-- SUPPLIED RECORDS --
---

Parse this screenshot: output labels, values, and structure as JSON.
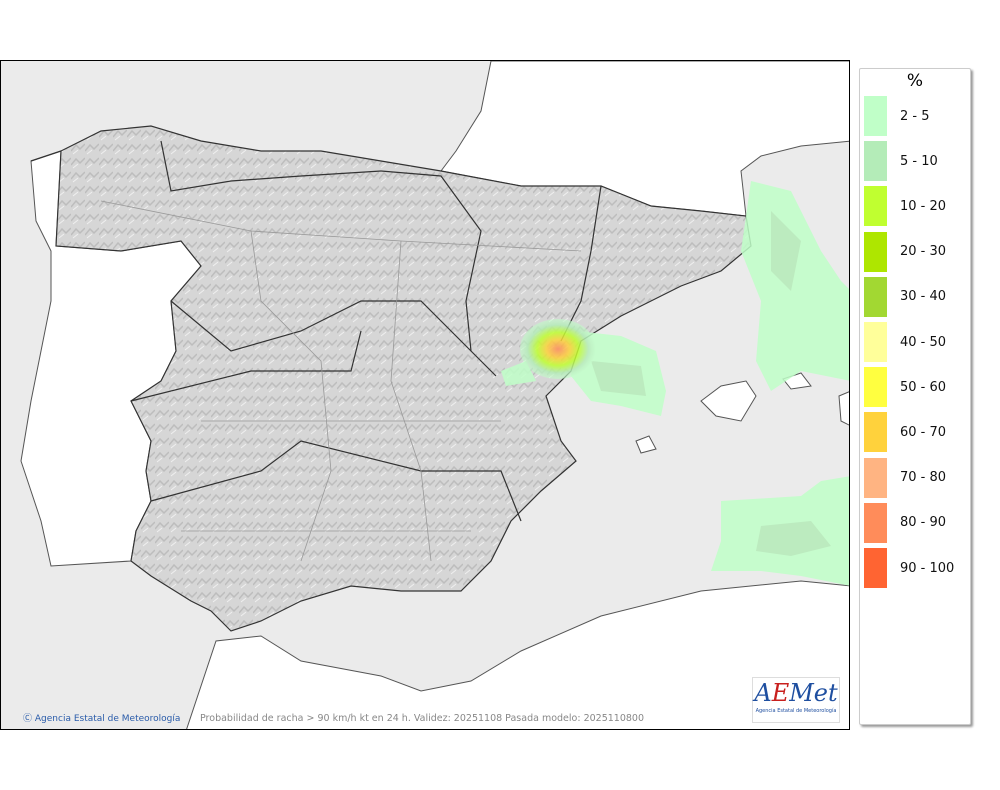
{
  "map": {
    "caption": "Probabilidad de racha > 90 km/h kt en 24 h. Validez: 20251108 Pasada modelo: 2025110800",
    "credit": "Agencia Estatal de Meteorología",
    "credit_icon": "copyright-icon",
    "logo_text": "AEMet",
    "logo_subtext": "Agencia Estatal de Meteorología"
  },
  "legend": {
    "unit": "%",
    "items": [
      {
        "label": "2 - 5",
        "color": "#c0ffc8"
      },
      {
        "label": "5 - 10",
        "color": "#b4ecb8"
      },
      {
        "label": "10 - 20",
        "color": "#c0ff30"
      },
      {
        "label": "20 - 30",
        "color": "#aee600"
      },
      {
        "label": "30 - 40",
        "color": "#a2d832"
      },
      {
        "label": "40 - 50",
        "color": "#ffff9a"
      },
      {
        "label": "50 - 60",
        "color": "#ffff40"
      },
      {
        "label": "60 - 70",
        "color": "#ffd23c"
      },
      {
        "label": "70 - 80",
        "color": "#ffb482"
      },
      {
        "label": "80 - 90",
        "color": "#ff8c5a"
      },
      {
        "label": "90 - 100",
        "color": "#ff6432"
      }
    ]
  }
}
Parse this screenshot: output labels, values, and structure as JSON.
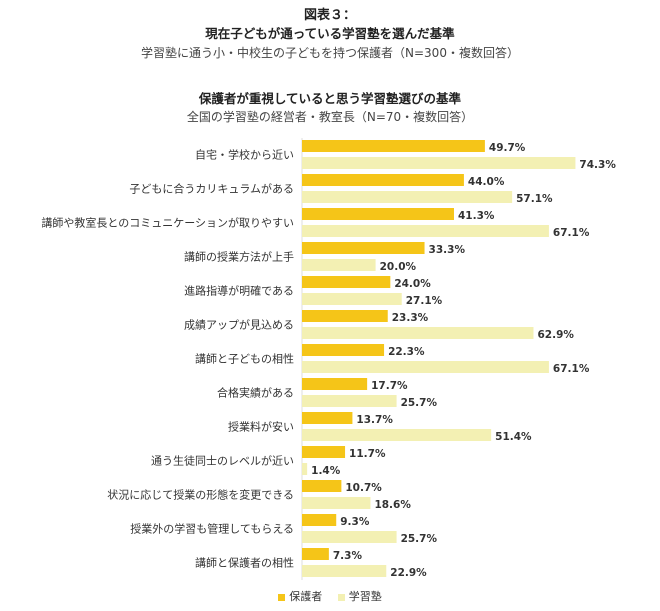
{
  "figure": {
    "number": "図表３：",
    "title1": "現在子どもが通っている学習塾を選んだ基準",
    "subtitle1": "学習塾に通う小・中校生の子どもを持つ保護者（N=300・複数回答）",
    "title2": "保護者が重視していると思う学習塾選びの基準",
    "subtitle2": "全国の学習塾の経営者・教室長（N=70・複数回答）"
  },
  "colors": {
    "parents": "#f5c518",
    "juku": "#f3f0b3"
  },
  "chart_data": {
    "type": "bar",
    "orientation": "horizontal",
    "categories": [
      "自宅・学校から近い",
      "子どもに合うカリキュラムがある",
      "講師や教室長とのコミュニケーションが取りやすい",
      "講師の授業方法が上手",
      "進路指導が明確である",
      "成績アップが見込める",
      "講師と子どもの相性",
      "合格実績がある",
      "授業料が安い",
      "通う生徒同士のレベルが近い",
      "状況に応じて授業の形態を変更できる",
      "授業外の学習も管理してもらえる",
      "講師と保護者の相性"
    ],
    "series": [
      {
        "name": "保護者",
        "values": [
          49.7,
          44.0,
          41.3,
          33.3,
          24.0,
          23.3,
          22.3,
          17.7,
          13.7,
          11.7,
          10.7,
          9.3,
          7.3
        ],
        "labels": [
          "49.7%",
          "44.0%",
          "41.3%",
          "33.3%",
          "24.0%",
          "23.3%",
          "22.3%",
          "17.7%",
          "13.7%",
          "11.7%",
          "10.7%",
          "9.3%",
          "7.3%"
        ]
      },
      {
        "name": "学習塾",
        "values": [
          74.3,
          57.1,
          67.1,
          20.0,
          27.1,
          62.9,
          67.1,
          25.7,
          51.4,
          1.4,
          18.6,
          25.7,
          22.9
        ],
        "labels": [
          "74.3%",
          "57.1%",
          "67.1%",
          "20.0%",
          "27.1%",
          "62.9%",
          "67.1%",
          "25.7%",
          "51.4%",
          "1.4%",
          "18.6%",
          "25.7%",
          "22.9%"
        ]
      }
    ],
    "xlim": [
      0,
      100
    ],
    "grid": false,
    "legend_position": "bottom-center"
  }
}
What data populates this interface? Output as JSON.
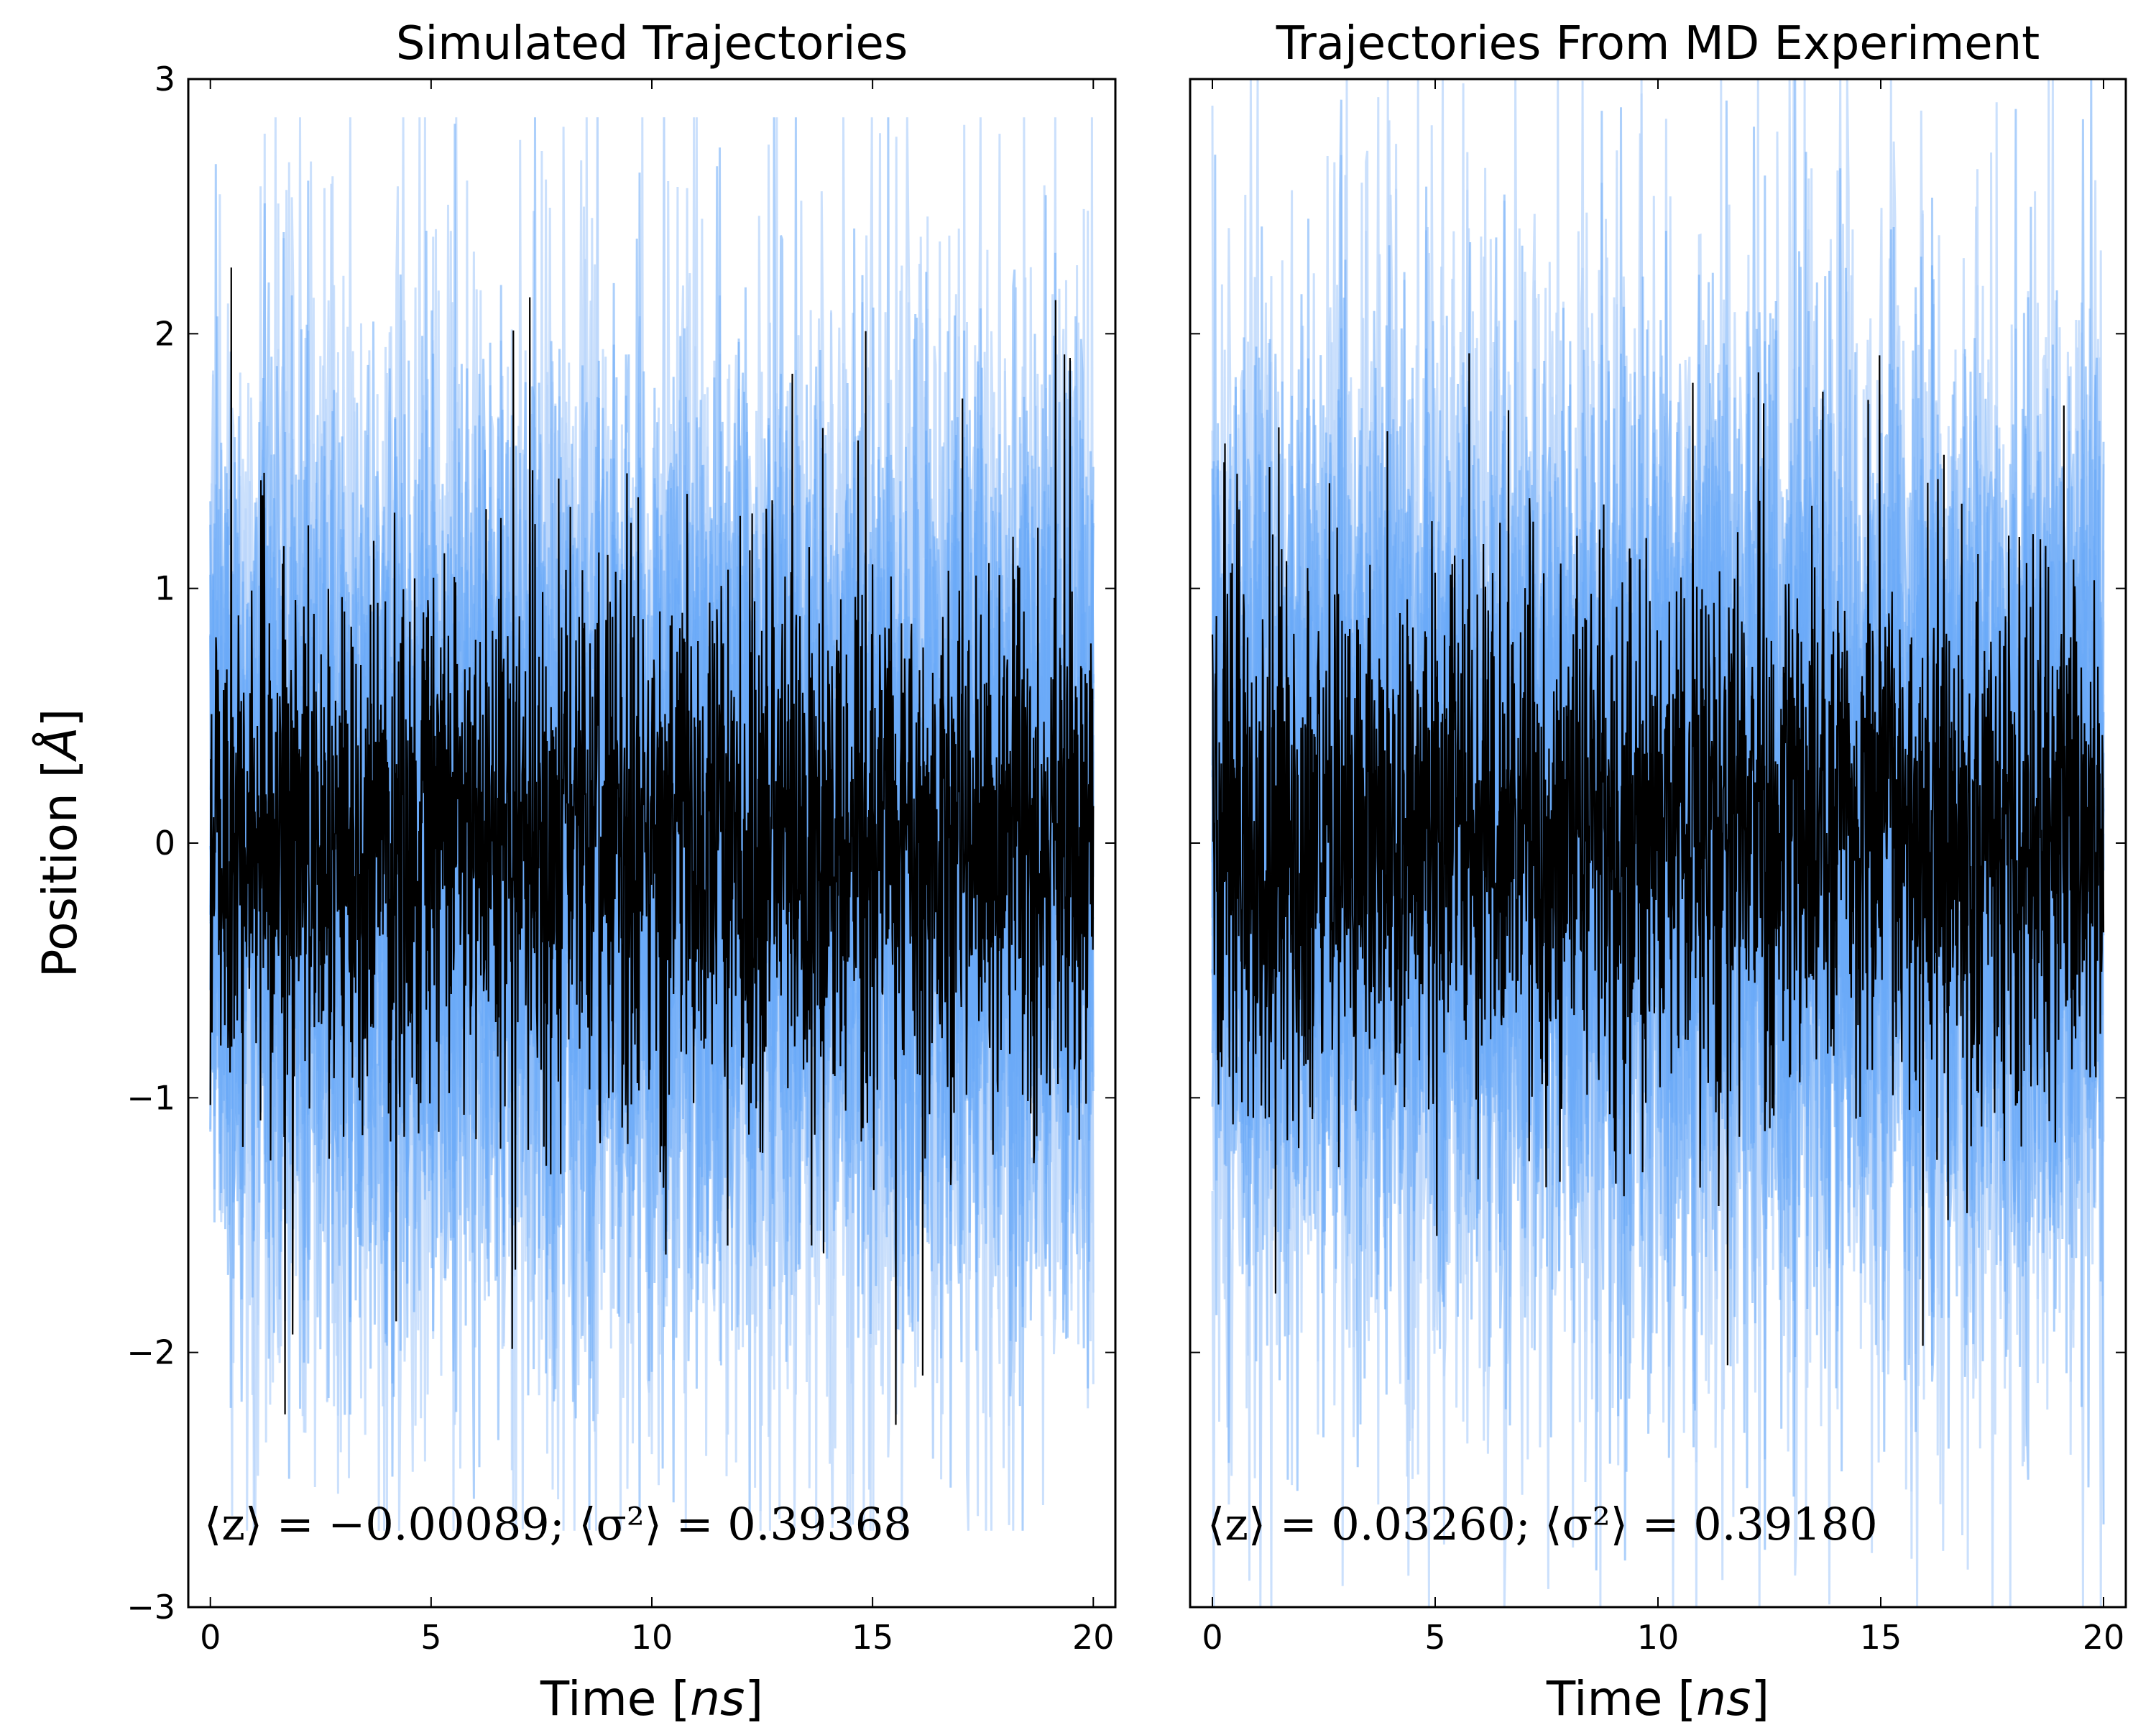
{
  "chart_data": [
    {
      "type": "line",
      "title": "Simulated Trajectories",
      "xlabel": "Time [ns]",
      "ylabel": "Position [Å]",
      "xlim": [
        -0.5,
        20.5
      ],
      "ylim": [
        -3,
        3
      ],
      "xticks": [
        0,
        5,
        10,
        15,
        20
      ],
      "yticks": [
        -3,
        -2,
        -1,
        0,
        1,
        2,
        3
      ],
      "xtick_labels": [
        "0",
        "5",
        "10",
        "15",
        "20"
      ],
      "ytick_labels": [
        "−3",
        "−2",
        "−1",
        "0",
        "1",
        "2",
        "3"
      ],
      "annotation": "⟨z⟩ = −0.00089; ⟨σ²⟩ = 0.39368",
      "mean": -0.00089,
      "variance": 0.39368,
      "grid": false,
      "series": [
        {
          "role": "ensemble",
          "color": "#6aa9f7",
          "envelope_upper": 1.7,
          "envelope_lower": -1.7,
          "extreme_max": 2.85,
          "extreme_min": -2.7
        },
        {
          "role": "single",
          "color": "#000000",
          "envelope_upper": 1.0,
          "envelope_lower": -1.0,
          "extreme_max": 2.3,
          "extreme_min": -2.4
        }
      ]
    },
    {
      "type": "line",
      "title": "Trajectories From MD Experiment",
      "xlabel": "Time [ns]",
      "xlim": [
        -0.5,
        20.5
      ],
      "ylim": [
        -3,
        3
      ],
      "xticks": [
        0,
        5,
        10,
        15,
        20
      ],
      "yticks": [
        -3,
        -2,
        -1,
        0,
        1,
        2,
        3
      ],
      "xtick_labels": [
        "0",
        "5",
        "10",
        "15",
        "20"
      ],
      "annotation": "⟨z⟩ = 0.03260; ⟨σ²⟩ = 0.39180",
      "mean": 0.0326,
      "variance": 0.3918,
      "grid": false,
      "series": [
        {
          "role": "ensemble",
          "color": "#6aa9f7",
          "envelope_upper": 1.75,
          "envelope_lower": -1.75,
          "extreme_max": 3.0,
          "extreme_min": -3.0
        },
        {
          "role": "single",
          "color": "#000000",
          "envelope_upper": 1.0,
          "envelope_lower": -1.0,
          "extreme_max": 2.05,
          "extreme_min": -2.05
        }
      ]
    }
  ],
  "colors": {
    "ensemble": "#6aa9f7",
    "ensemble_light": "#b9d6fb",
    "single": "#000000"
  }
}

---

-- TASK DESCRIPTION --
Using the records given above, list every line that includes the word "Meteorología".

-- THE ANSWER --
    "credit": "Agencia Estatal de Meteorología",
    "logo_subtext": "Agencia Estatal de Meteorología"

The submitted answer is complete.